* [Texte fourni]
——————

Le président zimbabwéen Emmerson Mnangagwa a promulgué, mardi 7 juillet, la réforme constitutionnelle prolongeant son mandat de deux ans.
Ce texte, adopté fin juin par le Parlement, fait passer le mandat présidentiel de cinq à sept ans. Le second mandat du président, qui devait initialement s’achever en 2028, court désormais jusqu’en 2030. La réforme prévoit aussi que le président soit élu par le Parlement, et non plus au suffrage universel direct.
Cette promulgation divise l’opinion publique zimbabwéenne, entre soutien à la stabilité et crainte d’une dérive autoritaire. Des citoyens estiment que la priorité reste la lutte contre les difficultés du quotidien.
« C’est désormais la loi et on ne peut plus rien y changer, mais si on regarde autour de soi, les problèmes les plus importants et les plus fondamentaux ne sont pas pris en charge. Par exemple, le chômage est très élevé et il y a désormais beaucoup de vendeurs ambulants, de rabatteurs, voire de mendiants dans les rues. Et pourtant, alors que nous souffrons ainsi, ils parlent de prolonger le mandat à sept ans ; ils adoptent cette loi uniquement pour servir leurs propres intérêts et nous ne sommes absolument pas d’accord avec cette loi », déclare Allen Isam, au micro d’africanews.
Son compatriote Ernest Karo salue au contraire un texte qui favorise, selon lui, la stabilité au sommet de l’État.
« La nouvelle loi ne nous pose aucun problème ; tout ce dont nous avons besoin, c’est que les dirigeants actuels restent en place et que le président continue à gouverner. »
Les principales figures de l’opposition ont annoncé, mercredi, leur intention de contester ce texte devant la justice. Doug Coltart, avocat spécialisé dans les droits humains, pointe plusieurs zones d’ombre dans la procédure.
« Ce projet de loi n’est plus un simple projet, il fait désormais partie de notre législation, mais cela ne signifie pas nécessairement qu’il soit légal ou qu’il ne puisse pas être contesté. Il peut être contesté, et l’un des nombreux motifs de contestation est que la procédure d’amendement de la Constitution n’a pas été menée dans le respect de la loi », explique-t-il.
L’opposition dénonce une violation de la Constitution et appelle la population zimbabwéenne à manifester pacifiquement. Des avocats préparent parallèlement un recours judiciaire pour contester la constitutionnalité de cette nouvelle loi.
Le texte avait été adopté le 24 juin par le Sénat, par 75 voix contre quatre. L’Assemblée nationale l’avait ensuite approuvé à une large majorité, par 226 voix contre 41 voix opposées.

——————

* [Énoncé de l'exercice] D'après le texte fourni, pouvez-vous indiquer, s'il vous plaît, par combien de voix le Sénat a adopté la réforme ?

——————

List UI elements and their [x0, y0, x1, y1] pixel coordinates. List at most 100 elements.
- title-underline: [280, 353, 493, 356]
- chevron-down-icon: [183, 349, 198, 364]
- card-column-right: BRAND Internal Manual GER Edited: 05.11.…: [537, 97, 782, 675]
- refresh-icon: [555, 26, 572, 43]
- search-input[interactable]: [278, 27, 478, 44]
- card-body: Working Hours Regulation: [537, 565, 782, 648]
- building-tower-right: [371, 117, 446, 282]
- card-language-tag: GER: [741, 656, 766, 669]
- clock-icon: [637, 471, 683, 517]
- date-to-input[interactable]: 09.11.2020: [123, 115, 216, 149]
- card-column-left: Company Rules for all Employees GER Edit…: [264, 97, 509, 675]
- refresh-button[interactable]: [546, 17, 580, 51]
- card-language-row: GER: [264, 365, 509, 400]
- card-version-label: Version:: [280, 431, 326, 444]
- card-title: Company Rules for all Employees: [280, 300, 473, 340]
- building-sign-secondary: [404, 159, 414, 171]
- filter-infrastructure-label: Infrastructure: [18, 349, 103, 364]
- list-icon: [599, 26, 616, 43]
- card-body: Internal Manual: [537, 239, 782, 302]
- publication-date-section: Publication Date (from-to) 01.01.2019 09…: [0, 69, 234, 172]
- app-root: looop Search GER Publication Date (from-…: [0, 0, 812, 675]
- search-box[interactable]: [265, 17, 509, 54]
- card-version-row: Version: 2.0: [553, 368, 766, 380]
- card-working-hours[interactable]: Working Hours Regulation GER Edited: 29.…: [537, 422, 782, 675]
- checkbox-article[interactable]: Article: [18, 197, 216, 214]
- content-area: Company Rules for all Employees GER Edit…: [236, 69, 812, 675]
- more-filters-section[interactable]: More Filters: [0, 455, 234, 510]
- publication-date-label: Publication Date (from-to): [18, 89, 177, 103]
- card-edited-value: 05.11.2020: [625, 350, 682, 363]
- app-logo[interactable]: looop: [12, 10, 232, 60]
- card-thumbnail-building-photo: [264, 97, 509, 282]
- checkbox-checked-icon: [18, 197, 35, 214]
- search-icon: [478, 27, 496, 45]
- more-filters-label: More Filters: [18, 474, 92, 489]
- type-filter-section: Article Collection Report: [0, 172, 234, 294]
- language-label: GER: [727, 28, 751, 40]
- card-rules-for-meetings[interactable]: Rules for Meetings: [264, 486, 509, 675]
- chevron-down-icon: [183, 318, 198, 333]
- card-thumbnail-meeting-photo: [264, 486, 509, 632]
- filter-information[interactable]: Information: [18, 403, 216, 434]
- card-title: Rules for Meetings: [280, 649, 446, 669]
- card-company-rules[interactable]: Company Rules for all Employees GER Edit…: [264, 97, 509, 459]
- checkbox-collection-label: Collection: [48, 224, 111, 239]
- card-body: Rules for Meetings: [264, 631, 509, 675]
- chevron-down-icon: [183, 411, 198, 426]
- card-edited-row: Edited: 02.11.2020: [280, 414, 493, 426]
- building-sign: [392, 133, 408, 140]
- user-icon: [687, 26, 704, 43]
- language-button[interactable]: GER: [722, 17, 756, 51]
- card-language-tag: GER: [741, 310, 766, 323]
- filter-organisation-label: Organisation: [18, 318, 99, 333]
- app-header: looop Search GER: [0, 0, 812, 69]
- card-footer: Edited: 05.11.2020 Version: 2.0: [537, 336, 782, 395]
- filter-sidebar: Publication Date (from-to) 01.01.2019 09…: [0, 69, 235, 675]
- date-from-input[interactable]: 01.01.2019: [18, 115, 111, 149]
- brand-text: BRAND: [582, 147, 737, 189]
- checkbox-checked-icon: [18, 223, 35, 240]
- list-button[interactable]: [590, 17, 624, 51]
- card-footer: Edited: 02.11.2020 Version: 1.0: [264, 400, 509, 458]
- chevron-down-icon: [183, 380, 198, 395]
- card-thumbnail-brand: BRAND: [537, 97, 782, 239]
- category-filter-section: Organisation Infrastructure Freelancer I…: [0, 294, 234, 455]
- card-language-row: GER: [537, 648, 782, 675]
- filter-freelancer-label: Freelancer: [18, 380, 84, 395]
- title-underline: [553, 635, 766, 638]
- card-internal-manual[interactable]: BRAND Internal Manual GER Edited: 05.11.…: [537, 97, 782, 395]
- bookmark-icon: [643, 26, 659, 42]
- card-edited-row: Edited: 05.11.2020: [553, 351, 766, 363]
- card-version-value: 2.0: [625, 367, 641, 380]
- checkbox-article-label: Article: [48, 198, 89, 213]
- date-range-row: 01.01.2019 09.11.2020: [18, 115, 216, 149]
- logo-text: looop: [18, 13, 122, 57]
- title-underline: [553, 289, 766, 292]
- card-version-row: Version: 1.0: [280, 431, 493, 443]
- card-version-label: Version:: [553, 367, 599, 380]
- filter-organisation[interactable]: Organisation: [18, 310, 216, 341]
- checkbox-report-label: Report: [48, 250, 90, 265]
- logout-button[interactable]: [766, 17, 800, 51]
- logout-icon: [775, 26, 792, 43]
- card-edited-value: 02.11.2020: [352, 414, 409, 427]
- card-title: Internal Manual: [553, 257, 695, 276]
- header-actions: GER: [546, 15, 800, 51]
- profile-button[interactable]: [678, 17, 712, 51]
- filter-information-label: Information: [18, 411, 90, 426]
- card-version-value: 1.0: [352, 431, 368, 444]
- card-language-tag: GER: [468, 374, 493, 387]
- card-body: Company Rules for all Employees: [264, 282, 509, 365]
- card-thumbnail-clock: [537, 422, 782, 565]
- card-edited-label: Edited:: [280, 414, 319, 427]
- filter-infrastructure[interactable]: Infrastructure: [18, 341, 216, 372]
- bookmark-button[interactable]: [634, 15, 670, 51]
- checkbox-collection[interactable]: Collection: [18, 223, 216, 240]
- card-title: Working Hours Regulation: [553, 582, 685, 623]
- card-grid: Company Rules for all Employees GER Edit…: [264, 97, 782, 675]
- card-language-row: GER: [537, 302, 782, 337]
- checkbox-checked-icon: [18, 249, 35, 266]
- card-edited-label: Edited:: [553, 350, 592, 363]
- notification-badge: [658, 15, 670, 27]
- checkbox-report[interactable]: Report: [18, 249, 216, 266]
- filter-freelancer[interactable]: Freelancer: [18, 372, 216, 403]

——————

* [Résultat attendu] Par 75 voix contre quatre.